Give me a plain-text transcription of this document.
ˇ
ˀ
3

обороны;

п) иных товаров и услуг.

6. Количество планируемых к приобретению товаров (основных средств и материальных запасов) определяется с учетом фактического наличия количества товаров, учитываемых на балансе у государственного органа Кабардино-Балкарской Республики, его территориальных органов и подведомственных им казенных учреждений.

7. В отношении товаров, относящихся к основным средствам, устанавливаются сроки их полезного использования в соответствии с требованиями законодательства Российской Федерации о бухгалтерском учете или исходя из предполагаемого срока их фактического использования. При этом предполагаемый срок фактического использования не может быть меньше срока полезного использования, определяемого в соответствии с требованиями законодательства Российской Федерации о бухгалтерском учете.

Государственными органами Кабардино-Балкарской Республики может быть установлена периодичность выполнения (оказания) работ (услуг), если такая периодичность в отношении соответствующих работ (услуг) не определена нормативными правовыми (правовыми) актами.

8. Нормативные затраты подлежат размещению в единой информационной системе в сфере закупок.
□ □ □
_EXERCISE PROMPT_
Copy out every line of the data that includes "может".

_ANSWER IN FULL_
7. В отношении товаров, относящихся к основным средствам, устанавливаются сроки их полезного использования в соответствии с требованиями законодательства Российской Федерации о бухгалтерском учете или исходя из предполагаемого срока их фактического использования. При этом предполагаемый срок фактического использования не может быть меньше срока полезного использования, определяемого в соответствии с требованиями законодательства Российской Федерации о бухгалтерском учете.
Государственными органами Кабардино-Балкарской Республики может быть установлена периодичность выполнения (оказания) работ (услуг), если такая периодичность в отношении соответствующих работ (услуг) не определена нормативными правовыми (правовыми) актами.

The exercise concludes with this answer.